YOUR INSTRUCTIONS:
Copy the listing from its first line up to and including the line that contains "header-windage: Windage <box>724", replacing "Localize" with "Locate" and leaving everything else unchanged.
-- Start of DATA LINES --
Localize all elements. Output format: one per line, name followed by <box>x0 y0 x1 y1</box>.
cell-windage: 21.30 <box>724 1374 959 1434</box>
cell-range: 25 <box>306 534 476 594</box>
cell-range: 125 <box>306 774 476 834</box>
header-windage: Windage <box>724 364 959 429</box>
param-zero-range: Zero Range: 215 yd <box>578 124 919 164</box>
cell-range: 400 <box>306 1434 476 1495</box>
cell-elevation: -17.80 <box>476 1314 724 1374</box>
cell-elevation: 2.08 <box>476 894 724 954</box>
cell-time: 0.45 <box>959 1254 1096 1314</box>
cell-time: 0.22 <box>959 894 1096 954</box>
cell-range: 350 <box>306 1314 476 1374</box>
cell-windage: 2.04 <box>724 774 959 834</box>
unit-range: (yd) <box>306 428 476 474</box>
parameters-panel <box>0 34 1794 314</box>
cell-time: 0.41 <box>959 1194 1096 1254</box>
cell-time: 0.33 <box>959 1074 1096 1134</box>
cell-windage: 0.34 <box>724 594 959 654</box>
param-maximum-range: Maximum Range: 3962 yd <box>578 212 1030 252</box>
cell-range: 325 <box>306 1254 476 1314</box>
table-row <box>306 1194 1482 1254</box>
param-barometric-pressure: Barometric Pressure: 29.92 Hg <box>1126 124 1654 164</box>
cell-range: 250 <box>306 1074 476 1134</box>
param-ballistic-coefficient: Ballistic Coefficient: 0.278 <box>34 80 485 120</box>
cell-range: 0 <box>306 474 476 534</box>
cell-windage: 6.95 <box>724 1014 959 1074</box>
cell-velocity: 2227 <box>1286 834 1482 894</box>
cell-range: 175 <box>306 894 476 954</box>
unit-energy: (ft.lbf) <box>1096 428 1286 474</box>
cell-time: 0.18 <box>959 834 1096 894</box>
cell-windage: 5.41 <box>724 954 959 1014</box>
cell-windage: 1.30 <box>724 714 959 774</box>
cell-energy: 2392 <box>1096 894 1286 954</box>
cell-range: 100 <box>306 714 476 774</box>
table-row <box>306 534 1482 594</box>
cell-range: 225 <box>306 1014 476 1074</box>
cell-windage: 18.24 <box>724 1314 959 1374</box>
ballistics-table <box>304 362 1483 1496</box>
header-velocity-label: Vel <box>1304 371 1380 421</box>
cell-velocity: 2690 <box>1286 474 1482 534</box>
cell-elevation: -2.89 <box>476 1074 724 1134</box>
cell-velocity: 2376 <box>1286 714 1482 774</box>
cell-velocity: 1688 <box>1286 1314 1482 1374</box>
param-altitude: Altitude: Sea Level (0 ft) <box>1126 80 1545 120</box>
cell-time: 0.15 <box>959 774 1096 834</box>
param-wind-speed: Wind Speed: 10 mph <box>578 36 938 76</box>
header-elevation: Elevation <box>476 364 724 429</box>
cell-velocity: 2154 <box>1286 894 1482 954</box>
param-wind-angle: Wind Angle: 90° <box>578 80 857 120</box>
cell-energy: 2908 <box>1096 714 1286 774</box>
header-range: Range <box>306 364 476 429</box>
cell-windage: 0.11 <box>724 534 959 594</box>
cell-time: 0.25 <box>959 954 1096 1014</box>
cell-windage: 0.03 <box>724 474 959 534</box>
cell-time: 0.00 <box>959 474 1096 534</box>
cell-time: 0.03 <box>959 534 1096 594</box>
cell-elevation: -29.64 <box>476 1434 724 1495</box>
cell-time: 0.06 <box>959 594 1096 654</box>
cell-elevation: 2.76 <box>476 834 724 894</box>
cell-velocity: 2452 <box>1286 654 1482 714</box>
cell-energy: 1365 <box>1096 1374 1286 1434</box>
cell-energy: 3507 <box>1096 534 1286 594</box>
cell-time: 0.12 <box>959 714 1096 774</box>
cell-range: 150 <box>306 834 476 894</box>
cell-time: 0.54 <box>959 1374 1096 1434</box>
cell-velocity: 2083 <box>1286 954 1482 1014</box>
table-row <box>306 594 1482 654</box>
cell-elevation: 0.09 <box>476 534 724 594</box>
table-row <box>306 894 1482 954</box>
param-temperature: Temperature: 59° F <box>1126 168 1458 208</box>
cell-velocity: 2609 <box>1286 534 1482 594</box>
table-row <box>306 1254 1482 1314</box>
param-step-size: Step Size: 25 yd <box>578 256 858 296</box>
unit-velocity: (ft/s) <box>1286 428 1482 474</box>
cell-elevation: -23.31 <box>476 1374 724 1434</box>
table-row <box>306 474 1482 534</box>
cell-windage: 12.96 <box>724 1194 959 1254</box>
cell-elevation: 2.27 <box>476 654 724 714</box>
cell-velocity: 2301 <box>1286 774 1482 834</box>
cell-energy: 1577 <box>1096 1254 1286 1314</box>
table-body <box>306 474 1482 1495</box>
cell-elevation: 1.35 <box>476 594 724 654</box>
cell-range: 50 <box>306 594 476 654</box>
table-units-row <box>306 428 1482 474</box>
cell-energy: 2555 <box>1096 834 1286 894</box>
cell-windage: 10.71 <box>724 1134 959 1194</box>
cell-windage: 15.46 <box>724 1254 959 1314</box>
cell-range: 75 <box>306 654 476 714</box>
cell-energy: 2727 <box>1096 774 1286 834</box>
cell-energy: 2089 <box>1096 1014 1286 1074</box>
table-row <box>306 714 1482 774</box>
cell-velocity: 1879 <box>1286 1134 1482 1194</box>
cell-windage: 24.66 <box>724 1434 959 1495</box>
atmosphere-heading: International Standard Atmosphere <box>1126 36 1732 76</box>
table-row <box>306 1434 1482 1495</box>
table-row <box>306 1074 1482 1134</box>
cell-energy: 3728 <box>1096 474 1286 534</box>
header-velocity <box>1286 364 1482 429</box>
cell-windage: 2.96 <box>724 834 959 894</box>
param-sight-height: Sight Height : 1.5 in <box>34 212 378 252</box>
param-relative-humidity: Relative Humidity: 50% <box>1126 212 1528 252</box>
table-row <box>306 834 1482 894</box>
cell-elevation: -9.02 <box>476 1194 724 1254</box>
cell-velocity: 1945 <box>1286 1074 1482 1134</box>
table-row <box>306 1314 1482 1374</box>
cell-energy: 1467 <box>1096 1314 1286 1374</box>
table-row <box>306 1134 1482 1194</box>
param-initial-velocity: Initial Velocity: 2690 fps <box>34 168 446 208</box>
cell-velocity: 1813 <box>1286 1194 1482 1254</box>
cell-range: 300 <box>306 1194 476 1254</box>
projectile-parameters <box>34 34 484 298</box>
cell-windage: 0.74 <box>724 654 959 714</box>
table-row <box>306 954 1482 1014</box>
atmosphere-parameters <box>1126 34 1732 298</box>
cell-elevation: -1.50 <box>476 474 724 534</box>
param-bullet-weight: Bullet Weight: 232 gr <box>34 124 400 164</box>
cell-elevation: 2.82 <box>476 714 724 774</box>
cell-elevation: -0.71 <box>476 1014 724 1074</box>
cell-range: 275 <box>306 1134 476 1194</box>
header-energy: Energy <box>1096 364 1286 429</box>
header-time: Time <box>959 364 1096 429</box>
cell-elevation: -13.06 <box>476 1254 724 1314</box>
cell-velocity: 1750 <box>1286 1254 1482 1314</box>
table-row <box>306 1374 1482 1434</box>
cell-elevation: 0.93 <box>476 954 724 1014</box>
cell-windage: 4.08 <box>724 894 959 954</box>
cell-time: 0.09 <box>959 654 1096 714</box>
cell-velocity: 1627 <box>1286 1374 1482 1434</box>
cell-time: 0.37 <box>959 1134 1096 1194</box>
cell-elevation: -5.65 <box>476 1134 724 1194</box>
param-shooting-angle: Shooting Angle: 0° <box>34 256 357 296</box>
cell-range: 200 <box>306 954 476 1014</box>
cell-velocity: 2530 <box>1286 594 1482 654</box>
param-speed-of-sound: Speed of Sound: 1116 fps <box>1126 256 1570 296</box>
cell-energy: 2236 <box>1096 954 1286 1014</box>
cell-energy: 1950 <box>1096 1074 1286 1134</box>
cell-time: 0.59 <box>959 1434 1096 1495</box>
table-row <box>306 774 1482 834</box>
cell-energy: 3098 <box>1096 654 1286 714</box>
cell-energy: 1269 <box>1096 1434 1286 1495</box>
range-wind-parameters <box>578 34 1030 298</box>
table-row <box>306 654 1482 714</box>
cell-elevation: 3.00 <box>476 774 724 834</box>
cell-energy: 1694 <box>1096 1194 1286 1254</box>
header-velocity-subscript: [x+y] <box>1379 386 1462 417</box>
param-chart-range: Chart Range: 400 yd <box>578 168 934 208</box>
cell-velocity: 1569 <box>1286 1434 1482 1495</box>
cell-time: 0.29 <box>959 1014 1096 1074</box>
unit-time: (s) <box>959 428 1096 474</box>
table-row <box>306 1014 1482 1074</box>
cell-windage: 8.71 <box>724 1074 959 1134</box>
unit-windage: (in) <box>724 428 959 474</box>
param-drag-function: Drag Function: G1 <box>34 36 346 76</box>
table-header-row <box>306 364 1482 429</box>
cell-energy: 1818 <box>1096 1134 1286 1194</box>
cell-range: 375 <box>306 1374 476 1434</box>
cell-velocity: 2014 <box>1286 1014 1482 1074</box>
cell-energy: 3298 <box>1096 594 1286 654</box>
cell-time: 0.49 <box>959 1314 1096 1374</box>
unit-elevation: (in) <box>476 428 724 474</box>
-- End of DATA LINES --
EXERCISE RESULT:
Locate all elements. Output format: one per line, name followed by <box>x0 y0 x1 y1</box>.
cell-windage: 21.30 <box>724 1374 959 1434</box>
cell-range: 25 <box>306 534 476 594</box>
cell-range: 125 <box>306 774 476 834</box>
header-windage: Windage <box>724 364 959 429</box>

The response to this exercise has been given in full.